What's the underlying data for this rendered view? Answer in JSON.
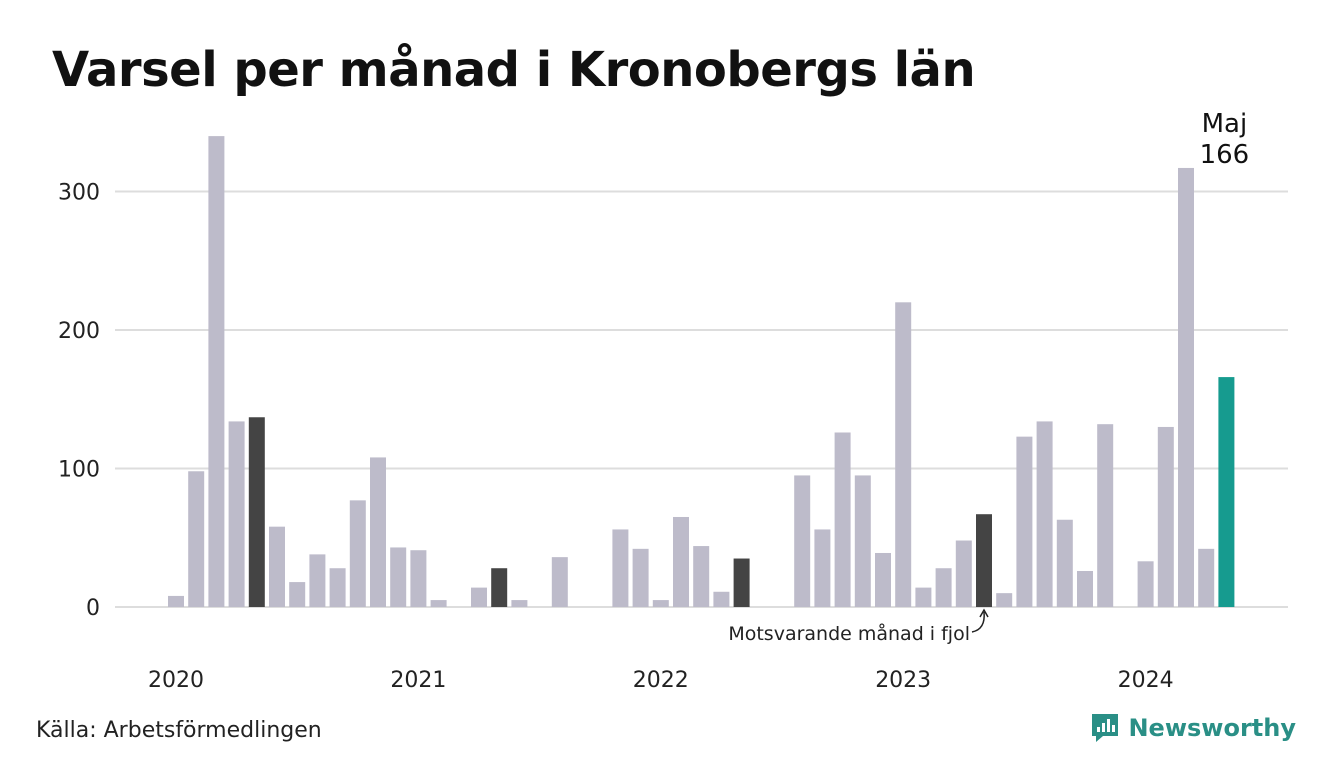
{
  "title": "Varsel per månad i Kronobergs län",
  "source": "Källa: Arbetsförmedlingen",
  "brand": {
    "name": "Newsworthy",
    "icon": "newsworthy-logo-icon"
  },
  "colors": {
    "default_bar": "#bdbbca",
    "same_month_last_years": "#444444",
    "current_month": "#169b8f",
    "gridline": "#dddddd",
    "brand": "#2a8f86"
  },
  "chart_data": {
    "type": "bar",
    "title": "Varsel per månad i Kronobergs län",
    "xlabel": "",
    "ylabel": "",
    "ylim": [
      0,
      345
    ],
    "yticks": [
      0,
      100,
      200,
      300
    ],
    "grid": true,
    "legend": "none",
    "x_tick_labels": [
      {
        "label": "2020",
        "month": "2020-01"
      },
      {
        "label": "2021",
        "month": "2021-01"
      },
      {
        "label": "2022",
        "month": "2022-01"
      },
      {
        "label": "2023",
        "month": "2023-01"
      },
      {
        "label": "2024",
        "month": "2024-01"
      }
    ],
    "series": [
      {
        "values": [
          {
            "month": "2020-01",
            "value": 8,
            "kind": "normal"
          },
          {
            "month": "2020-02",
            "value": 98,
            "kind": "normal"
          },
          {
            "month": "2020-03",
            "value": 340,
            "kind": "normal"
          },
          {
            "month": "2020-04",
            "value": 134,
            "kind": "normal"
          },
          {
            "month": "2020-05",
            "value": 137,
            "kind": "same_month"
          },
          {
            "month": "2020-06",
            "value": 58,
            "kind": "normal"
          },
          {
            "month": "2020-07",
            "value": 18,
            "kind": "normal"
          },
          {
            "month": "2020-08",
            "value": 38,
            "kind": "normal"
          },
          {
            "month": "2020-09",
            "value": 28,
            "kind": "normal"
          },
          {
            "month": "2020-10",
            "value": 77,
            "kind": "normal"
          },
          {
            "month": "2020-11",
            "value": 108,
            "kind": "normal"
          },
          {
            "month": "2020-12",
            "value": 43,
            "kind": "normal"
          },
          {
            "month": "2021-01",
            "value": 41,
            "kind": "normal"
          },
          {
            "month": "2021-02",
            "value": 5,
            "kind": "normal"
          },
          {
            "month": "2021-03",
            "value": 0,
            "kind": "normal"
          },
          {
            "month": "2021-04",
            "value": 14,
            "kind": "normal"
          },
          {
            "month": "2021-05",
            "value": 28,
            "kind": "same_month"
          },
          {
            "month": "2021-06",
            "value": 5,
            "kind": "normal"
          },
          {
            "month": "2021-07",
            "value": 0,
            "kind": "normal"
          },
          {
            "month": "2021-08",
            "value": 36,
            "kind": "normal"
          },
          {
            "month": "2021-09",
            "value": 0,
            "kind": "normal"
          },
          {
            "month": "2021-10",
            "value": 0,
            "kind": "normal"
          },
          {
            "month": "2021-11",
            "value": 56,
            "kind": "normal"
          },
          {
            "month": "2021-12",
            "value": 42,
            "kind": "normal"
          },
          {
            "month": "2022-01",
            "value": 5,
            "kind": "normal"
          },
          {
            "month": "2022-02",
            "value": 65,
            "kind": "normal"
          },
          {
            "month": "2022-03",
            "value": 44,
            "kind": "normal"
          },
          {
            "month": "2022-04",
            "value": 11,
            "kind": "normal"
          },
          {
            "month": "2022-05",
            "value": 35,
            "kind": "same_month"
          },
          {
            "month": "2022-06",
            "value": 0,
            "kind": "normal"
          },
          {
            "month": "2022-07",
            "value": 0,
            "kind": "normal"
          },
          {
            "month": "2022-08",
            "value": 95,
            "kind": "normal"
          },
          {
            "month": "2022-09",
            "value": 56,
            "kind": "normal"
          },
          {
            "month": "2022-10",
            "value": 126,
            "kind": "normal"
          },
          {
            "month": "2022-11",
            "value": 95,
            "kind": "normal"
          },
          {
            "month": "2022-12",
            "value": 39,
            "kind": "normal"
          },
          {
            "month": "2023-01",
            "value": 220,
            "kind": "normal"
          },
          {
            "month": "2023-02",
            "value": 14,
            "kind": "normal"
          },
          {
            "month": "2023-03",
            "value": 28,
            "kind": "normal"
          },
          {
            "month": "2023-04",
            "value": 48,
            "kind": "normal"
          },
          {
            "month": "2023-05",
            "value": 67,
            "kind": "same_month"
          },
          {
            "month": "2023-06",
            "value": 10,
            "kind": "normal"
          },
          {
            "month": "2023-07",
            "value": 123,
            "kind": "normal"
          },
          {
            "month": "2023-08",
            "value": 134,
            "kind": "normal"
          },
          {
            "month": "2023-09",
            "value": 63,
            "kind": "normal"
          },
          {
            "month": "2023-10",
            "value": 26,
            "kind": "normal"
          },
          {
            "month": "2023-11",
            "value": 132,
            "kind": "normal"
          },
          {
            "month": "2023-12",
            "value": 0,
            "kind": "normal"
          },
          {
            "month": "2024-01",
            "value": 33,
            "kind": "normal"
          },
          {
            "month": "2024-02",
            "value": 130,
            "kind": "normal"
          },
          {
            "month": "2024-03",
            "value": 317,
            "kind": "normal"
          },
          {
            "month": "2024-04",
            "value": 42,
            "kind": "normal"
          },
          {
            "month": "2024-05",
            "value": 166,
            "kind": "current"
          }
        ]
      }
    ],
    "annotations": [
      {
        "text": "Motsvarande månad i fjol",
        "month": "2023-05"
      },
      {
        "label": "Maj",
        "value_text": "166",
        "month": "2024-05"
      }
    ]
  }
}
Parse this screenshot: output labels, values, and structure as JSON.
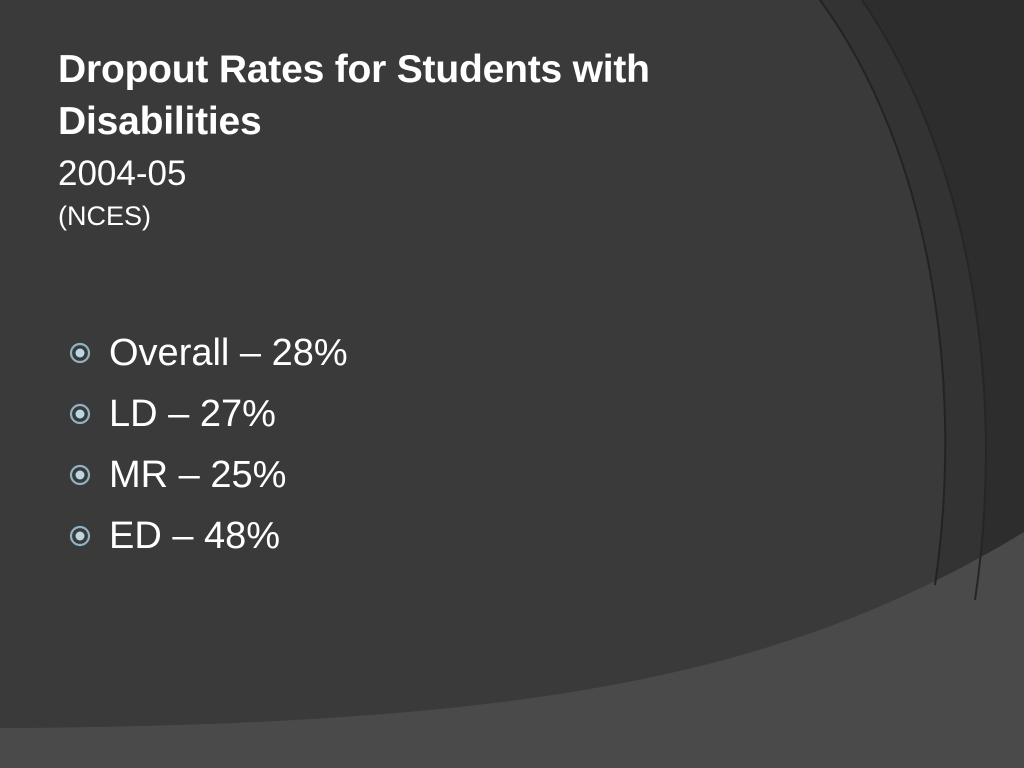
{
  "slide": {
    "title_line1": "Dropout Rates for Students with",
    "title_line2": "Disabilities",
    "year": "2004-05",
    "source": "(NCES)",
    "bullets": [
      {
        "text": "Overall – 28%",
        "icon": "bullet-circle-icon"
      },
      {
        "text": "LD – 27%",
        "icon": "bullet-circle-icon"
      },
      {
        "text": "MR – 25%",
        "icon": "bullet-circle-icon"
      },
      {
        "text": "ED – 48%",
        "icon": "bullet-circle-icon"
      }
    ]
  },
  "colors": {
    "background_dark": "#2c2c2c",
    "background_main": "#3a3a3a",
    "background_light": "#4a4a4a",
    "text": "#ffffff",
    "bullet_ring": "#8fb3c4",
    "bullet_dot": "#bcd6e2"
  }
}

● ● ● ● ●

#### What to do
Within the listing above, work out how many lines contain the string "Varsel", and reply with that number only.

#### Output of the task
2